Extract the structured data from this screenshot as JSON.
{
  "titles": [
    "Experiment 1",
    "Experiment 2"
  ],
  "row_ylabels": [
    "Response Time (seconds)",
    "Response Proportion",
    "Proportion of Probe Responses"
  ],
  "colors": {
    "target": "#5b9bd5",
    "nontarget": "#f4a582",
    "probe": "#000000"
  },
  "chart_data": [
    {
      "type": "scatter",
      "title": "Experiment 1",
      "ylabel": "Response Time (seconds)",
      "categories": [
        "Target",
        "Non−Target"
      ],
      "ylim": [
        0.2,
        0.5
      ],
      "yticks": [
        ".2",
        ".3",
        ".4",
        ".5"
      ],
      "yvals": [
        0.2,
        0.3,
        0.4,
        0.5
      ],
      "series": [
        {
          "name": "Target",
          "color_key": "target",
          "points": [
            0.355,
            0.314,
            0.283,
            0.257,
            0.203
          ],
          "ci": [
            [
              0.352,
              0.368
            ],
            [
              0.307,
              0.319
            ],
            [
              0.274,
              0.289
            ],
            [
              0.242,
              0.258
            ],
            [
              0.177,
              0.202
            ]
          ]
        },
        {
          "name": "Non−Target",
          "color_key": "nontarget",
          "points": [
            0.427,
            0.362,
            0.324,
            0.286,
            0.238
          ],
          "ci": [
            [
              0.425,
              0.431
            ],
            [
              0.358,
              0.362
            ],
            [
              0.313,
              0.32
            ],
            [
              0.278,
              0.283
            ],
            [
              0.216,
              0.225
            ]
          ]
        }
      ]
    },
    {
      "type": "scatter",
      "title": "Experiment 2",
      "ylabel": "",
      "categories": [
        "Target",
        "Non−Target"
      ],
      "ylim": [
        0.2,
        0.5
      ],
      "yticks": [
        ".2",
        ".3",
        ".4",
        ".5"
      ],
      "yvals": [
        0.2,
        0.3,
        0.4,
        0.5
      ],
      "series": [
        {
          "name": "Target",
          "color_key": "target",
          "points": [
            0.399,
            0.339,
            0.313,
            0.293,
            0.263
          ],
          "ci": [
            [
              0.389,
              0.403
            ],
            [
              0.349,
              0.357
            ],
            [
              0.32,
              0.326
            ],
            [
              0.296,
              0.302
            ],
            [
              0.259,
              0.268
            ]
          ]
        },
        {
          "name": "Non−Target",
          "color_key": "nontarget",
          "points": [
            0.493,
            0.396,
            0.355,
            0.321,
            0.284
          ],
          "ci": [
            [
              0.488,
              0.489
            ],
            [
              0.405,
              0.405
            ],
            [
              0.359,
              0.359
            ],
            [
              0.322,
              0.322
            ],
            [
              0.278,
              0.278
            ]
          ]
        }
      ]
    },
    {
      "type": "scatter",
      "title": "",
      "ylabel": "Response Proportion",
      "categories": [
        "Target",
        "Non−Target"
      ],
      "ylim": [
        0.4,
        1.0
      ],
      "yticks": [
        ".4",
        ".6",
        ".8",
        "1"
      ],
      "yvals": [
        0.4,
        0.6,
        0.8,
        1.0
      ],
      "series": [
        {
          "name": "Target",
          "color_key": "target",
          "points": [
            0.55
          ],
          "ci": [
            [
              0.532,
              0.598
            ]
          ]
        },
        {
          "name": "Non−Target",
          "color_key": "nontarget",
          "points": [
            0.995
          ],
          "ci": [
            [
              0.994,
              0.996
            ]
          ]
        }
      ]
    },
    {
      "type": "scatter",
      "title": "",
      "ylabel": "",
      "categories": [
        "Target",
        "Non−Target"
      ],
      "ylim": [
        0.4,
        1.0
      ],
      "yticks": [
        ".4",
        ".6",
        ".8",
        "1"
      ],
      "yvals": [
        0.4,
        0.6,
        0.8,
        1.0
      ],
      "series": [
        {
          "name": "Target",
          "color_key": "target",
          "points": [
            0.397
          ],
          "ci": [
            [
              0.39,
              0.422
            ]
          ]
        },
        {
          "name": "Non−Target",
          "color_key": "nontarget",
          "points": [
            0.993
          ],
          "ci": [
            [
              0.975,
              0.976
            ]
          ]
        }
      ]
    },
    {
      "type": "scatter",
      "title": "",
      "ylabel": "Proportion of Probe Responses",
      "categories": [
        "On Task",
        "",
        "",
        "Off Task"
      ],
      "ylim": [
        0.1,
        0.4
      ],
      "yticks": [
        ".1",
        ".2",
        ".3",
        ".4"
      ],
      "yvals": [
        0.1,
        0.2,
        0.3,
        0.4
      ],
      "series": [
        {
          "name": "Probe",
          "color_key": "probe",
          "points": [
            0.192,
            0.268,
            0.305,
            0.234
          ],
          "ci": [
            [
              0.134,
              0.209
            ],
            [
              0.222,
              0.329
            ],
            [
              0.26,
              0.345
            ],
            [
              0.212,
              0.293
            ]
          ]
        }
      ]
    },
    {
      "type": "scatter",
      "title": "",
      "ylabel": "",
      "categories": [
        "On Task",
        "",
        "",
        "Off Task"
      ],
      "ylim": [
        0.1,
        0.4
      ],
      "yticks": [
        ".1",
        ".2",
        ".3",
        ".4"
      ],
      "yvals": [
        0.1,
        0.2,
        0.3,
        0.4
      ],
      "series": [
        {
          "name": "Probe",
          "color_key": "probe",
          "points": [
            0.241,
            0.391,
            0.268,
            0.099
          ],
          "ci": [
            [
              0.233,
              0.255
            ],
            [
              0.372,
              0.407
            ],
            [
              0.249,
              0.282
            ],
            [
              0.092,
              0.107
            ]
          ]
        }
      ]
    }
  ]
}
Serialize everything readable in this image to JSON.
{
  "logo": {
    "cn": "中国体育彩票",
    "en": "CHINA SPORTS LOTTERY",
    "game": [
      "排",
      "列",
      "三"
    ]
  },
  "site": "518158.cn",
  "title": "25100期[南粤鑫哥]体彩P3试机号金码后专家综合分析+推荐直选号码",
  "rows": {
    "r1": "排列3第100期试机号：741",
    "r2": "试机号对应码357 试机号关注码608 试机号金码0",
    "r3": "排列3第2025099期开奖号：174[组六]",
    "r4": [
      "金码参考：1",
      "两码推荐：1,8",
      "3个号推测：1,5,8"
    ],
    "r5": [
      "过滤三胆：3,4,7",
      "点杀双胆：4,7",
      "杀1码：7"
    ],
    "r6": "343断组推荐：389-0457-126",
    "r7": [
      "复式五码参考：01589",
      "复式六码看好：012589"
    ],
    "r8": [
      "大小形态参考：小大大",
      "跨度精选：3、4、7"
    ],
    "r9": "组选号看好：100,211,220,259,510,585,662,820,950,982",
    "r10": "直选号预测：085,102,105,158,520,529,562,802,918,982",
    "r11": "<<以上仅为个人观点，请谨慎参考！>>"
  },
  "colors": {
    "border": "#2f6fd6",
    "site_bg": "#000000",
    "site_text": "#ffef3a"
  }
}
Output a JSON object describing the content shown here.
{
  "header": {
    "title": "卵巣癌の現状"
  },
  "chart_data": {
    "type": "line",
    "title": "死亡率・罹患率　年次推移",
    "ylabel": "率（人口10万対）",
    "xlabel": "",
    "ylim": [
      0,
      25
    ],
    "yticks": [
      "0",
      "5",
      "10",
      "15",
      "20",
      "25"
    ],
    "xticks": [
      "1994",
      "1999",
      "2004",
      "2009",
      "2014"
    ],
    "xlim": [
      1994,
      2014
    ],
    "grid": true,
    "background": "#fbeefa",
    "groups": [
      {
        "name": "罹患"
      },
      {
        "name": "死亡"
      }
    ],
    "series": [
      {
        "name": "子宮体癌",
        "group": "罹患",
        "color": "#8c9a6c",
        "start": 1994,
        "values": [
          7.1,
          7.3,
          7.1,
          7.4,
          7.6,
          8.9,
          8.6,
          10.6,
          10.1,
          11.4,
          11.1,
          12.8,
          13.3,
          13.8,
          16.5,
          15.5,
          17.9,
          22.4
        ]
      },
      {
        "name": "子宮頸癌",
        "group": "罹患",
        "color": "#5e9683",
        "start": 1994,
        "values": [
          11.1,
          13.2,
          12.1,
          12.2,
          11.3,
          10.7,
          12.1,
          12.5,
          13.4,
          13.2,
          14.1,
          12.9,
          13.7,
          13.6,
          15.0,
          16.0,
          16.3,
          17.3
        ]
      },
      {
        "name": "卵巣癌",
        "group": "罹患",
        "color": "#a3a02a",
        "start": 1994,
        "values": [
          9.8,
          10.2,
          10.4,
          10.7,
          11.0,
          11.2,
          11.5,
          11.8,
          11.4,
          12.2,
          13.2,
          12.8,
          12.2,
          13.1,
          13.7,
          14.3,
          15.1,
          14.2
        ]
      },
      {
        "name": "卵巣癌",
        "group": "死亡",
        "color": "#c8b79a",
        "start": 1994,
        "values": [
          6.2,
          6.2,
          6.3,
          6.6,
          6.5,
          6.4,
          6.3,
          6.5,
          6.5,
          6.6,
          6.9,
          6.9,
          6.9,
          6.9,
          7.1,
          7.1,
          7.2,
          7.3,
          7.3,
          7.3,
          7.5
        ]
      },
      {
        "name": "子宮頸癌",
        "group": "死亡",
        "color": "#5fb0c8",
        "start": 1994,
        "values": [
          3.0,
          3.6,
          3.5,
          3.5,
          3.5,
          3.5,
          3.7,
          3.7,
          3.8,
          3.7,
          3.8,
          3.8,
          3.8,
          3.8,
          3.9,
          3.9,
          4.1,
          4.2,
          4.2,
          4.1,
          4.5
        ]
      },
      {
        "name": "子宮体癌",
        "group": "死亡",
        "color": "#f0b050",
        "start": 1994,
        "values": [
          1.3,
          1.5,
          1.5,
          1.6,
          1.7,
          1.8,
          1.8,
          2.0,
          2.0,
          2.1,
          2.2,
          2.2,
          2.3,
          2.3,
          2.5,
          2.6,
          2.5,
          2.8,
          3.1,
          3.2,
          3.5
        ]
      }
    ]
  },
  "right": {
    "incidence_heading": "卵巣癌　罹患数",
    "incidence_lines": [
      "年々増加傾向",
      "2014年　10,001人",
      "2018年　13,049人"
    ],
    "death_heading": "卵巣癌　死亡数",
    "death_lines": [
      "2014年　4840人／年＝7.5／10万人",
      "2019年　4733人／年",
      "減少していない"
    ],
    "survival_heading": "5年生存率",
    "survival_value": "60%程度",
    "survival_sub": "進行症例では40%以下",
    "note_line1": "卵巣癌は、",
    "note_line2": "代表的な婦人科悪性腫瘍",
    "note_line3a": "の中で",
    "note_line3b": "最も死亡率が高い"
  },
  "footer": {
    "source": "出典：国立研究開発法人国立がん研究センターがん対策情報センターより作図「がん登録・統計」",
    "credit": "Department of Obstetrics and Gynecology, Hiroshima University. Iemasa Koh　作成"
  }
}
-.-.-
Check each line of the records above for "seconds", and copy those that have it.

* [Written response]
    "Response Time (seconds)",
      "ylabel": "Response Time (seconds)",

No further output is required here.